What to produce: All the data should be repeated exactly. Any image in it is left out.

==*==

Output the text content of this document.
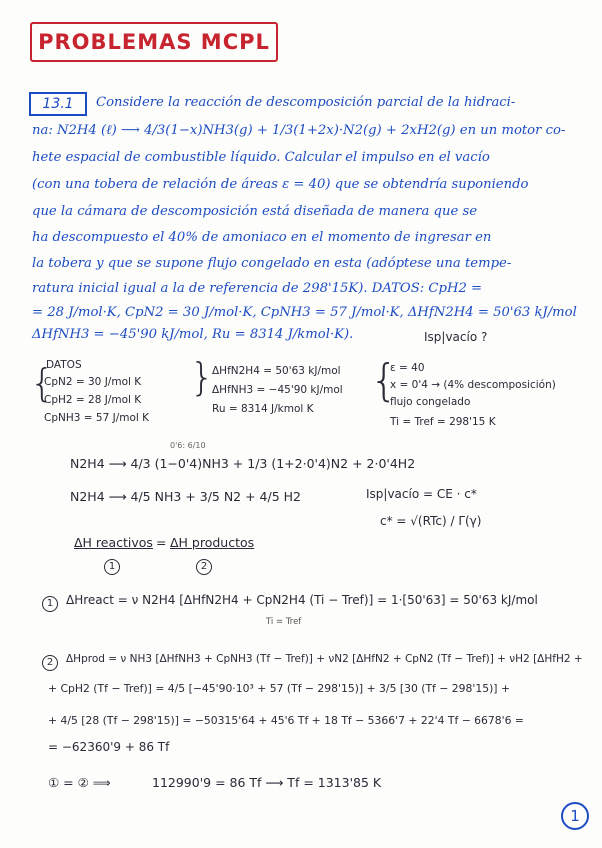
PROBLEMAS MCPL
13.1	Considere la reacción de descomposición parcial de la hidraci-
na: N2H4 (ℓ) ⟶ 4/3(1−x)NH3(g) + 1/3(1+2x)·N2(g) + 2xH2(g) en un motor co-
hete espacial de combustible líquido. Calcular el impulso en el vacío
(con una tobera de relación de áreas ε = 40) que se obtendría suponiendo
que la cámara de descomposición está diseñada de manera que se
ha descompuesto el 40% de amoniaco en el momento de ingresar en
la tobera y que se supone flujo congelado en esta (adóptese una tempe-
ratura inicial igual a la de referencia de 298'15K). DATOS: CpH2 =
= 28 J/mol·K, CpN2 = 30 J/mol·K, CpNH3 = 57 J/mol·K, ΔHfN2H4 = 50'63 kJ/mol
ΔHfNH3 = −45'90 kJ/mol, Ru = 8314 J/kmol·K).	Isp|vacío ?
DATOS
{
CpN2 = 30 J/mol K
CpH2 = 28 J/mol K
CpNH3 = 57 J/mol K
}
ΔHfN2H4 = 50'63 kJ/mol
ΔHfNH3 = −45'90 kJ/mol
Ru = 8314 J/kmol K
{
ε = 40
x = 0'4 → (4% descomposición)
flujo congelado
Ti = Tref = 298'15 K
0'6: 6/10
N2H4 ⟶ 4/3 (1−0'4)NH3 + 1/3 (1+2·0'4)N2 + 2·0'4H2
N2H4 ⟶ 4/5 NH3 + 3/5 N2 + 4/5 H2	Isp|vacío = CE · c*
c* = √(RTc) / Γ(γ)
ΔH reactivos = ΔH productos
1	2
1	ΔHreact = ν N2H4 [ΔHfN2H4 + CpN2H4 (Ti − Tref)] = 1·[50'63] = 50'63 kJ/mol
Ti = Tref
2	ΔHprod = ν NH3 [ΔHfNH3 + CpNH3 (Tf − Tref)] + νN2 [ΔHfN2 + CpN2 (Tf − Tref)] + νH2 [ΔHfH2 +
+ CpH2 (Tf − Tref)] = 4/5 [−45'90·10³ + 57 (Tf − 298'15)] + 3/5 [30 (Tf − 298'15)] +
+ 4/5 [28 (Tf − 298'15)] = −50315'64 + 45'6 Tf + 18 Tf − 5366'7 + 22'4 Tf − 6678'6 =
= −62360'9 + 86 Tf
① = ② ⟹	112990'9 = 86 Tf ⟶ Tf = 1313'85 K
1
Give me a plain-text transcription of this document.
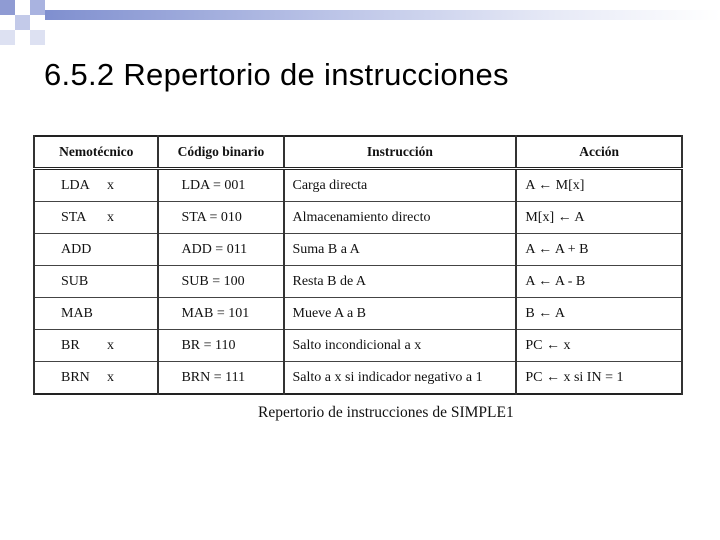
6.5.2 Repertorio de instrucciones
Nemotécnico	Código binario	Instrucción	Acción
LDA x	LDA = 001	Carga directa	A ← M[x]
STA x	STA = 010	Almacenamiento directo	M[x] ← A
ADD	ADD = 011	Suma B a A	A ← A + B
SUB	SUB = 100	Resta B de A	A ← A - B
MAB	MAB = 101	Mueve A a B	B ← A
BR x	BR = 110	Salto incondicional a x	PC ← x
BRN x	BRN = 111	Salto a x si indicador negativo a 1	PC ← x si IN = 1
Repertorio de instrucciones de SIMPLE1
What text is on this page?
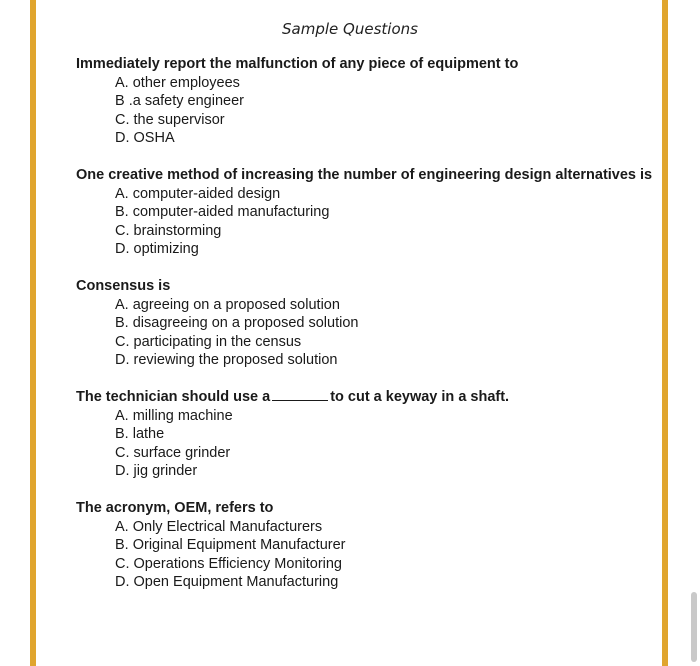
Sample Questions
Immediately report the malfunction of any piece of equipment to
A. other employees
B .a safety engineer
C. the supervisor
D. OSHA
One creative method of increasing the number of engineering design alternatives is
A. computer-aided design
B. computer-aided manufacturing
C. brainstorming
D. optimizing
Consensus is
A. agreeing on a proposed solution
B. disagreeing on a proposed solution
C. participating in the census
D. reviewing the proposed solution
The technician should use a	to cut a keyway in a shaft.
A. milling machine
B. lathe
C. surface grinder
D. jig grinder
The acronym, OEM, refers to
A. Only Electrical Manufacturers
B. Original Equipment Manufacturer
C. Operations Efficiency Monitoring
D. Open Equipment Manufacturing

==*==

Output:
Output the text content of this document.
PROBLEMAS MCPL
13.1	Considere la reacción de descomposición parcial de la hidraci-
na: N2H4 (ℓ) ⟶ 4/3(1−x)NH3(g) + 1/3(1+2x)·N2(g) + 2xH2(g) en un motor co-
hete espacial de combustible líquido. Calcular el impulso en el vacío
(con una tobera de relación de áreas ε = 40) que se obtendría suponiendo
que la cámara de descomposición está diseñada de manera que se
ha descompuesto el 40% de amoniaco en el momento de ingresar en
la tobera y que se supone flujo congelado en esta (adóptese una tempe-
ratura inicial igual a la de referencia de 298'15K). DATOS: CpH2 =
= 28 J/mol·K, CpN2 = 30 J/mol·K, CpNH3 = 57 J/mol·K, ΔHfN2H4 = 50'63 kJ/mol
ΔHfNH3 = −45'90 kJ/mol, Ru = 8314 J/kmol·K).	Isp|vacío ?
DATOS
{
CpN2 = 30 J/mol K
CpH2 = 28 J/mol K
CpNH3 = 57 J/mol K
}
ΔHfN2H4 = 50'63 kJ/mol
ΔHfNH3 = −45'90 kJ/mol
Ru = 8314 J/kmol K
{
ε = 40
x = 0'4 → (4% descomposición)
flujo congelado
Ti = Tref = 298'15 K
0'6: 6/10
N2H4 ⟶ 4/3 (1−0'4)NH3 + 1/3 (1+2·0'4)N2 + 2·0'4H2
N2H4 ⟶ 4/5 NH3 + 3/5 N2 + 4/5 H2	Isp|vacío = CE · c*
c* = √(RTc) / Γ(γ)
ΔH reactivos = ΔH productos
1	2
1	ΔHreact = ν N2H4 [ΔHfN2H4 + CpN2H4 (Ti − Tref)] = 1·[50'63] = 50'63 kJ/mol
Ti = Tref
2	ΔHprod = ν NH3 [ΔHfNH3 + CpNH3 (Tf − Tref)] + νN2 [ΔHfN2 + CpN2 (Tf − Tref)] + νH2 [ΔHfH2 +
+ CpH2 (Tf − Tref)] = 4/5 [−45'90·10³ + 57 (Tf − 298'15)] + 3/5 [30 (Tf − 298'15)] +
+ 4/5 [28 (Tf − 298'15)] = −50315'64 + 45'6 Tf + 18 Tf − 5366'7 + 22'4 Tf − 6678'6 =
= −62360'9 + 86 Tf
① = ② ⟹	112990'9 = 86 Tf ⟶ Tf = 1313'85 K
1
Give me a plain-text transcription of this document.
6.5.2 Repertorio de instrucciones
Nemotécnico	Código binario	Instrucción	Acción
LDA x	LDA = 001	Carga directa	A ← M[x]
STA x	STA = 010	Almacenamiento directo	M[x] ← A
ADD	ADD = 011	Suma B a A	A ← A + B
SUB	SUB = 100	Resta B de A	A ← A - B
MAB	MAB = 101	Mueve A a B	B ← A
BR x	BR = 110	Salto incondicional a x	PC ← x
BRN x	BRN = 111	Salto a x si indicador negativo a 1	PC ← x si IN = 1
Repertorio de instrucciones de SIMPLE1
What text is on this page?
Sample Questions
Immediately report the malfunction of any piece of equipment to
A. other employees
B .a safety engineer
C. the supervisor
D. OSHA
One creative method of increasing the number of engineering design alternatives is
A. computer-aided design
B. computer-aided manufacturing
C. brainstorming
D. optimizing
Consensus is
A. agreeing on a proposed solution
B. disagreeing on a proposed solution
C. participating in the census
D. reviewing the proposed solution
The technician should use a	to cut a keyway in a shaft.
A. milling machine
B. lathe
C. surface grinder
D. jig grinder
The acronym, OEM, refers to
A. Only Electrical Manufacturers
B. Original Equipment Manufacturer
C. Operations Efficiency Monitoring
D. Open Equipment Manufacturing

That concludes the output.